## Start

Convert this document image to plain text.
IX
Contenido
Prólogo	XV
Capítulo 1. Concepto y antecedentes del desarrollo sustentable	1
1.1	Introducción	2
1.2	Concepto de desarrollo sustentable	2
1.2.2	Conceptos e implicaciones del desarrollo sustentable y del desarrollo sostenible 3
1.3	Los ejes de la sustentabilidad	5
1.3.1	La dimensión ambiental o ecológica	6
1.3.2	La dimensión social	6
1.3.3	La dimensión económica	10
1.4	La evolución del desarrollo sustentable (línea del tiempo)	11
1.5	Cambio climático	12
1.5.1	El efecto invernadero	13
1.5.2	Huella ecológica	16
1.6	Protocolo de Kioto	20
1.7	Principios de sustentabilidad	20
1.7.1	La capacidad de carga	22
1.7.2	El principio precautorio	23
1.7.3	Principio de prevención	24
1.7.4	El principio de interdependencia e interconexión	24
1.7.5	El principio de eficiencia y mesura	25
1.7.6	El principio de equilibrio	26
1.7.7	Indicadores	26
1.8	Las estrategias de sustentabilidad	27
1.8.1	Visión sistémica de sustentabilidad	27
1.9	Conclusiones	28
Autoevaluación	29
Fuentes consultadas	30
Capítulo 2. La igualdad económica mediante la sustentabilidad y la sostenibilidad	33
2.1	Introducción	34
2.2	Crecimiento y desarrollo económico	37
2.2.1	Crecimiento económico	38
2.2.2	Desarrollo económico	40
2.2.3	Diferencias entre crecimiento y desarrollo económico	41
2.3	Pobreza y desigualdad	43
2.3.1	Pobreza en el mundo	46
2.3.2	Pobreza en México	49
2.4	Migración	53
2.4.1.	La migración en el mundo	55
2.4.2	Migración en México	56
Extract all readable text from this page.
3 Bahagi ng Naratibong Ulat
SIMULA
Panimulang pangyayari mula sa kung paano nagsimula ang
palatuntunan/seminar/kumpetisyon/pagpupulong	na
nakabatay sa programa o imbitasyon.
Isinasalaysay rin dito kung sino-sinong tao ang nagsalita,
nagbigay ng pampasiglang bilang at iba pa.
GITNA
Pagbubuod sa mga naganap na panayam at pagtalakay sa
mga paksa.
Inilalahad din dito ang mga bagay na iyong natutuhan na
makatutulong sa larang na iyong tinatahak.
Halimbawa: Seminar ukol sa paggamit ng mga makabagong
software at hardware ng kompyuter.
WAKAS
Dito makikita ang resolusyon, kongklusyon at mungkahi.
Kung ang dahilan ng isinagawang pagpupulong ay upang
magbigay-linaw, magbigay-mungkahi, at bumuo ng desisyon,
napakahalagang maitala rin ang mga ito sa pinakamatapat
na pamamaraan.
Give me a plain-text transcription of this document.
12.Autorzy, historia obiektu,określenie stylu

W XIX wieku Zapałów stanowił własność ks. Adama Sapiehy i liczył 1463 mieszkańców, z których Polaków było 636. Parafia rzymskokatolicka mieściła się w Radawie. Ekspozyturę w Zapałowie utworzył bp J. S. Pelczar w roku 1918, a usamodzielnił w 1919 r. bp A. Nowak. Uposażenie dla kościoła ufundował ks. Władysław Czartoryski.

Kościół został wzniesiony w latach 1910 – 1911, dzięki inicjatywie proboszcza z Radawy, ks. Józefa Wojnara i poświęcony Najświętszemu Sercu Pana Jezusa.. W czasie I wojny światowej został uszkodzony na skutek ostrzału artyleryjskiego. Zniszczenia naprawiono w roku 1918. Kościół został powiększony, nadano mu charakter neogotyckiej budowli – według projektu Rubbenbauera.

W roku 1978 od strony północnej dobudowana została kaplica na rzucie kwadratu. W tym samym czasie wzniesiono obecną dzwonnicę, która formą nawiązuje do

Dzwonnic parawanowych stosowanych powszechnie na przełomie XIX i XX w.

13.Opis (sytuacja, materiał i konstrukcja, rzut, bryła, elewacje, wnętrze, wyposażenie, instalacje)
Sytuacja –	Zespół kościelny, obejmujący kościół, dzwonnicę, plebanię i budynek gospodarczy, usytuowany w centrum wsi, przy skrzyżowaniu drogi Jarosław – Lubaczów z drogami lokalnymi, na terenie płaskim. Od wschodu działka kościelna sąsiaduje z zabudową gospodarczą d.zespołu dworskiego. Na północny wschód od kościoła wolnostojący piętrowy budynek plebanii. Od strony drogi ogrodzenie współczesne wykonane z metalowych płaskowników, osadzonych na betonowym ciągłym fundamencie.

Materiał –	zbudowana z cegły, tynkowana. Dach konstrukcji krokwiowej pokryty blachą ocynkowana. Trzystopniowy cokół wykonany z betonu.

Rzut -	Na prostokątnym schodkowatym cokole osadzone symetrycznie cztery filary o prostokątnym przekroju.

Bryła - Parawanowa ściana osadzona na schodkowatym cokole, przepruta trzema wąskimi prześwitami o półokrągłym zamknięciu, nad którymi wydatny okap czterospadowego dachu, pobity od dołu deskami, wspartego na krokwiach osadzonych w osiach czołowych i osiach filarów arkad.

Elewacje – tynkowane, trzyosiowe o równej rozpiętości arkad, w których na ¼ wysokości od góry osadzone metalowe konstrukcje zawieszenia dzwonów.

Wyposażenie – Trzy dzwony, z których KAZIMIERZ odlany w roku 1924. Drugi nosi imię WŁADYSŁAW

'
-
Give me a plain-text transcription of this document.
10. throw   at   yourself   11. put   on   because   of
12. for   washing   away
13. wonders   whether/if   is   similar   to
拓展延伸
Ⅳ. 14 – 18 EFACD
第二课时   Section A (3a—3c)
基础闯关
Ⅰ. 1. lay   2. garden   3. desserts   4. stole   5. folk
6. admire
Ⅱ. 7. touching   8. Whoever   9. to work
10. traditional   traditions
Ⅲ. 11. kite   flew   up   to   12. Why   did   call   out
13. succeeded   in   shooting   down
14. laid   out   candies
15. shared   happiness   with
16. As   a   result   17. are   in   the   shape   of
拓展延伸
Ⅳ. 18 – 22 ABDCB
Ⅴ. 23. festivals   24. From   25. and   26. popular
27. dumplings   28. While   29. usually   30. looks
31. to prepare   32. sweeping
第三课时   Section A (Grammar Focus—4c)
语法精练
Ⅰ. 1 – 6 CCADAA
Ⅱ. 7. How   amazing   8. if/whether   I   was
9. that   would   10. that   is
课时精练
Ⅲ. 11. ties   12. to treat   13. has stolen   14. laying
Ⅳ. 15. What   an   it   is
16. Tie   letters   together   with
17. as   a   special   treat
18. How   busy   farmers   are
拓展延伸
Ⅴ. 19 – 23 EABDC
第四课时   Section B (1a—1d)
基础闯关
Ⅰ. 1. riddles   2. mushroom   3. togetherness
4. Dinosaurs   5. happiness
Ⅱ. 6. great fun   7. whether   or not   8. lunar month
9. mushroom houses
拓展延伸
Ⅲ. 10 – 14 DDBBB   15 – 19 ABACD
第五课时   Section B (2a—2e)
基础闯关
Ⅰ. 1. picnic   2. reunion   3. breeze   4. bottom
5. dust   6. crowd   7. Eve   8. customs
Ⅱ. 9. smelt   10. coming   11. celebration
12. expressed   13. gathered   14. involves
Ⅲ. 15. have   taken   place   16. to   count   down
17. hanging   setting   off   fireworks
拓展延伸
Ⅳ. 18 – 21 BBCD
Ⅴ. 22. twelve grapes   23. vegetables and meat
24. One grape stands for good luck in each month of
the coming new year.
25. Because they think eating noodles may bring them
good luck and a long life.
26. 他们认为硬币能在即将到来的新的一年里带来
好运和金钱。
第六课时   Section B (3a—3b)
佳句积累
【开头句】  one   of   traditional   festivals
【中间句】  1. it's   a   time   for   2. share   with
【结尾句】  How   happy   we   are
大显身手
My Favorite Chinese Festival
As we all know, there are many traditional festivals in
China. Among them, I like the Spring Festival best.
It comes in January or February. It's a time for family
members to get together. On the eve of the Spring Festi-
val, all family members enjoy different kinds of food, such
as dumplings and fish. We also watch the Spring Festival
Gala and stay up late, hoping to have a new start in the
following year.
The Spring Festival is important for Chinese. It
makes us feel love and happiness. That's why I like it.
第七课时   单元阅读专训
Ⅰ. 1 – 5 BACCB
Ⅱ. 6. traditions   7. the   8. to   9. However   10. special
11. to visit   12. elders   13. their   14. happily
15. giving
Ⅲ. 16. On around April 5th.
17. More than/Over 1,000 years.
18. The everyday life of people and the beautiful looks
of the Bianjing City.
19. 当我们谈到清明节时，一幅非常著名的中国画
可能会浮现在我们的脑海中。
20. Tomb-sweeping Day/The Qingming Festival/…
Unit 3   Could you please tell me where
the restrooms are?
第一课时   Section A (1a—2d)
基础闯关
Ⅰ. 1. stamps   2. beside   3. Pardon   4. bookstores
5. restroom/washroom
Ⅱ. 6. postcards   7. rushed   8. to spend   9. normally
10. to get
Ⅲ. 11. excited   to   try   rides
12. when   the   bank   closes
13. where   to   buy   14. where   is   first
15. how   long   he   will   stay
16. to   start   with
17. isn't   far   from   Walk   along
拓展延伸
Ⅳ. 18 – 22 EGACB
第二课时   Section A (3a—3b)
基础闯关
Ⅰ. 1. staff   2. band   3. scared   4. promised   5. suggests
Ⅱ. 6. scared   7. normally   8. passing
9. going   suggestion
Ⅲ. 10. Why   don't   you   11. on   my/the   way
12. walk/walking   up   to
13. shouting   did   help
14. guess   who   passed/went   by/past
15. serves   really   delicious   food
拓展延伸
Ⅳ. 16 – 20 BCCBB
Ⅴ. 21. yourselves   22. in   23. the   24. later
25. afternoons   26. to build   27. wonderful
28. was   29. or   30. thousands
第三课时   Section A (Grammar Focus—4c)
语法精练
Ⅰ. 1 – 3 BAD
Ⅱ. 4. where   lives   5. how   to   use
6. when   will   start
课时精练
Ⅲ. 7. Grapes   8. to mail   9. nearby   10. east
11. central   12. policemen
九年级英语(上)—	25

## End

Request
Copy out every line that includes the word "económico".

The output
2.2	Crecimiento y desarrollo económico	37
2.2.1	Crecimiento económico	38
2.2.2	Desarrollo económico	40
2.2.3	Diferencias entre crecimiento y desarrollo económico	41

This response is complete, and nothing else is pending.